▸ EXTRACTED RECORDS
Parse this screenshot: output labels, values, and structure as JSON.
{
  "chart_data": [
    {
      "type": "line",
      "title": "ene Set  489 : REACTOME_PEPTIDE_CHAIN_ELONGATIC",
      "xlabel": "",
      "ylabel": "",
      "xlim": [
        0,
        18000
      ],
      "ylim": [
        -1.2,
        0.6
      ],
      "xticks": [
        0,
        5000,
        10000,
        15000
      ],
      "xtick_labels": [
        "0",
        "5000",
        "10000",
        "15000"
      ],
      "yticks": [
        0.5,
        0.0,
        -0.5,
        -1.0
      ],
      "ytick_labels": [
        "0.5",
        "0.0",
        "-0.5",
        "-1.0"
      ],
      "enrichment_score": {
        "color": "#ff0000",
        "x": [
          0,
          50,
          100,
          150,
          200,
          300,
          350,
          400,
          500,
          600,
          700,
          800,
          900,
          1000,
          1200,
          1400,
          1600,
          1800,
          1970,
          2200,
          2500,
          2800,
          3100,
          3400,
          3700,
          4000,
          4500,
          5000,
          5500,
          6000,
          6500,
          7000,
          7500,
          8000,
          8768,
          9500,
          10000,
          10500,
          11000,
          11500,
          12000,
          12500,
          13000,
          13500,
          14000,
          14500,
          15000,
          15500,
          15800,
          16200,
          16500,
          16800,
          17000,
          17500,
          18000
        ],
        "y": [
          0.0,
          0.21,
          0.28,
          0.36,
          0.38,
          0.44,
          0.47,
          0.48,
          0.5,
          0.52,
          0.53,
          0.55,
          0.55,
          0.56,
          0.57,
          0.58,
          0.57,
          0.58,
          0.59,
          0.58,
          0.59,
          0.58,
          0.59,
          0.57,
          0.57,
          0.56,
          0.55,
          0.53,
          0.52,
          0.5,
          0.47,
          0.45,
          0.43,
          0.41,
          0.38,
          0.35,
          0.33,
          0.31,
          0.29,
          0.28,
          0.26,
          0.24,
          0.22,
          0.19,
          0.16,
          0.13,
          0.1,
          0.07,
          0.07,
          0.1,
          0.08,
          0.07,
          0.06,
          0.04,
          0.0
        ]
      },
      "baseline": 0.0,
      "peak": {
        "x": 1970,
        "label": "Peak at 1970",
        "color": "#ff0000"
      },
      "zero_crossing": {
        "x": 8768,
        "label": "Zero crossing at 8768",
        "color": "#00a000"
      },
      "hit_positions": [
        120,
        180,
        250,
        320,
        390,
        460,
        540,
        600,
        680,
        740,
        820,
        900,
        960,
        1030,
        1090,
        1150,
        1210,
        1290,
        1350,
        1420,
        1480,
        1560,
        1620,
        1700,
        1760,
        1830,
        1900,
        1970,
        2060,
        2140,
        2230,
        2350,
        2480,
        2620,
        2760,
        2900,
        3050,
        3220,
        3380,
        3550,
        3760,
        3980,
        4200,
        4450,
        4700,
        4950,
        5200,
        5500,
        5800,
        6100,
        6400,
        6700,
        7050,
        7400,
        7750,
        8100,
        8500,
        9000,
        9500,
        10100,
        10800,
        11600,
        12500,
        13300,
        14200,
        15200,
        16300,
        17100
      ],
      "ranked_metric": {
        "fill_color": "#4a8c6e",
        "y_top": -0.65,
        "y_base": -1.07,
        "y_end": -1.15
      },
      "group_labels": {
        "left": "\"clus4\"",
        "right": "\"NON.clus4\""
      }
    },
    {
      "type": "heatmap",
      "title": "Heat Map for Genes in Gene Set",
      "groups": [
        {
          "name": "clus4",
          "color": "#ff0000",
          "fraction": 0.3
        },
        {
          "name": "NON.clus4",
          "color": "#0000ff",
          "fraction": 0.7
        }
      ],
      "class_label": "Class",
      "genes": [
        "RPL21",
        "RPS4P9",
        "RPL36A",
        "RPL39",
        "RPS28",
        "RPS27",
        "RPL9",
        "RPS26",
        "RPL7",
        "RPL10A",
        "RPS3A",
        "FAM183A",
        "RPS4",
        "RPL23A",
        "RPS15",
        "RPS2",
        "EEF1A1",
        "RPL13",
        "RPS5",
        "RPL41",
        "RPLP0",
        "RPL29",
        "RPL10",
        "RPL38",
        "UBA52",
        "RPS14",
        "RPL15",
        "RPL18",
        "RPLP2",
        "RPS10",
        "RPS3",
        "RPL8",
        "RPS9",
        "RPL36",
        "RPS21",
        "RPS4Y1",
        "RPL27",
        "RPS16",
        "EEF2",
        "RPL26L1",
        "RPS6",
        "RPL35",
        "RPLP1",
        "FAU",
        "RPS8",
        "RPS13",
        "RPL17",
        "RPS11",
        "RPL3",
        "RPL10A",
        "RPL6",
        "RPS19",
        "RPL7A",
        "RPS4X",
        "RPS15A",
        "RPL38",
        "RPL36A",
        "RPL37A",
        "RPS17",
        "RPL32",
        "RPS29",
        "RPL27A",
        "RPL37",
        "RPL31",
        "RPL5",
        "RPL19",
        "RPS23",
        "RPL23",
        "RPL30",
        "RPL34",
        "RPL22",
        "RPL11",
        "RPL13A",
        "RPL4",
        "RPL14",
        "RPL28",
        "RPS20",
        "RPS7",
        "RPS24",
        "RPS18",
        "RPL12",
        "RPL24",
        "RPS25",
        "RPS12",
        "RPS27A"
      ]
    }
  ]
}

▸ HOW TO COMPLETE THIS TASK
A faithful retyping of every entry above is the task.

▸ ANSWER TO THIS TASK
Parse this screenshot: output labels, values, and structure as JSON.
{
  "chart_data": [
    {
      "type": "line",
      "title": "ene Set  489 : REACTOME_PEPTIDE_CHAIN_ELONGATIC",
      "xlabel": "",
      "ylabel": "",
      "xlim": [
        0,
        18000
      ],
      "ylim": [
        -1.2,
        0.6
      ],
      "xticks": [
        0,
        5000,
        10000,
        15000
      ],
      "xtick_labels": [
        "0",
        "5000",
        "10000",
        "15000"
      ],
      "yticks": [
        0.5,
        0.0,
        -0.5,
        -1.0
      ],
      "ytick_labels": [
        "0.5",
        "0.0",
        "-0.5",
        "-1.0"
      ],
      "enrichment_score": {
        "color": "#ff0000",
        "x": [
          0,
          50,
          100,
          150,
          200,
          300,
          350,
          400,
          500,
          600,
          700,
          800,
          900,
          1000,
          1200,
          1400,
          1600,
          1800,
          1970,
          2200,
          2500,
          2800,
          3100,
          3400,
          3700,
          4000,
          4500,
          5000,
          5500,
          6000,
          6500,
          7000,
          7500,
          8000,
          8768,
          9500,
          10000,
          10500,
          11000,
          11500,
          12000,
          12500,
          13000,
          13500,
          14000,
          14500,
          15000,
          15500,
          15800,
          16200,
          16500,
          16800,
          17000,
          17500,
          18000
        ],
        "y": [
          0.0,
          0.21,
          0.28,
          0.36,
          0.38,
          0.44,
          0.47,
          0.48,
          0.5,
          0.52,
          0.53,
          0.55,
          0.55,
          0.56,
          0.57,
          0.58,
          0.57,
          0.58,
          0.59,
          0.58,
          0.59,
          0.58,
          0.59,
          0.57,
          0.57,
          0.56,
          0.55,
          0.53,
          0.52,
          0.5,
          0.47,
          0.45,
          0.43,
          0.41,
          0.38,
          0.35,
          0.33,
          0.31,
          0.29,
          0.28,
          0.26,
          0.24,
          0.22,
          0.19,
          0.16,
          0.13,
          0.1,
          0.07,
          0.07,
          0.1,
          0.08,
          0.07,
          0.06,
          0.04,
          0.0
        ]
      },
      "baseline": 0.0,
      "peak": {
        "x": 1970,
        "label": "Peak at 1970",
        "color": "#ff0000"
      },
      "zero_crossing": {
        "x": 8768,
        "label": "Zero crossing at 8768",
        "color": "#00a000"
      },
      "hit_positions": [
        120,
        180,
        250,
        320,
        390,
        460,
        540,
        600,
        680,
        740,
        820,
        900,
        960,
        1030,
        1090,
        1150,
        1210,
        1290,
        1350,
        1420,
        1480,
        1560,
        1620,
        1700,
        1760,
        1830,
        1900,
        1970,
        2060,
        2140,
        2230,
        2350,
        2480,
        2620,
        2760,
        2900,
        3050,
        3220,
        3380,
        3550,
        3760,
        3980,
        4200,
        4450,
        4700,
        4950,
        5200,
        5500,
        5800,
        6100,
        6400,
        6700,
        7050,
        7400,
        7750,
        8100,
        8500,
        9000,
        9500,
        10100,
        10800,
        11600,
        12500,
        13300,
        14200,
        15200,
        16300,
        17100
      ],
      "ranked_metric": {
        "fill_color": "#4a8c6e",
        "y_top": -0.65,
        "y_base": -1.07,
        "y_end": -1.15
      },
      "group_labels": {
        "left": "\"clus4\"",
        "right": "\"NON.clus4\""
      }
    },
    {
      "type": "heatmap",
      "title": "Heat Map for Genes in Gene Set",
      "groups": [
        {
          "name": "clus4",
          "color": "#ff0000",
          "fraction": 0.3
        },
        {
          "name": "NON.clus4",
          "color": "#0000ff",
          "fraction": 0.7
        }
      ],
      "class_label": "Class",
      "genes": [
        "RPL21",
        "RPS4P9",
        "RPL36A",
        "RPL39",
        "RPS28",
        "RPS27",
        "RPL9",
        "RPS26",
        "RPL7",
        "RPL10A",
        "RPS3A",
        "FAM183A",
        "RPS4",
        "RPL23A",
        "RPS15",
        "RPS2",
        "EEF1A1",
        "RPL13",
        "RPS5",
        "RPL41",
        "RPLP0",
        "RPL29",
        "RPL10",
        "RPL38",
        "UBA52",
        "RPS14",
        "RPL15",
        "RPL18",
        "RPLP2",
        "RPS10",
        "RPS3",
        "RPL8",
        "RPS9",
        "RPL36",
        "RPS21",
        "RPS4Y1",
        "RPL27",
        "RPS16",
        "EEF2",
        "RPL26L1",
        "RPS6",
        "RPL35",
        "RPLP1",
        "FAU",
        "RPS8",
        "RPS13",
        "RPL17",
        "RPS11",
        "RPL3",
        "RPL10A",
        "RPL6",
        "RPS19",
        "RPL7A",
        "RPS4X",
        "RPS15A",
        "RPL38",
        "RPL36A",
        "RPL37A",
        "RPS17",
        "RPL32",
        "RPS29",
        "RPL27A",
        "RPL37",
        "RPL31",
        "RPL5",
        "RPL19",
        "RPS23",
        "RPL23",
        "RPL30",
        "RPL34",
        "RPL22",
        "RPL11",
        "RPL13A",
        "RPL4",
        "RPL14",
        "RPL28",
        "RPS20",
        "RPS7",
        "RPS24",
        "RPS18",
        "RPL12",
        "RPL24",
        "RPS25",
        "RPS12",
        "RPS27A"
      ]
    }
  ]
}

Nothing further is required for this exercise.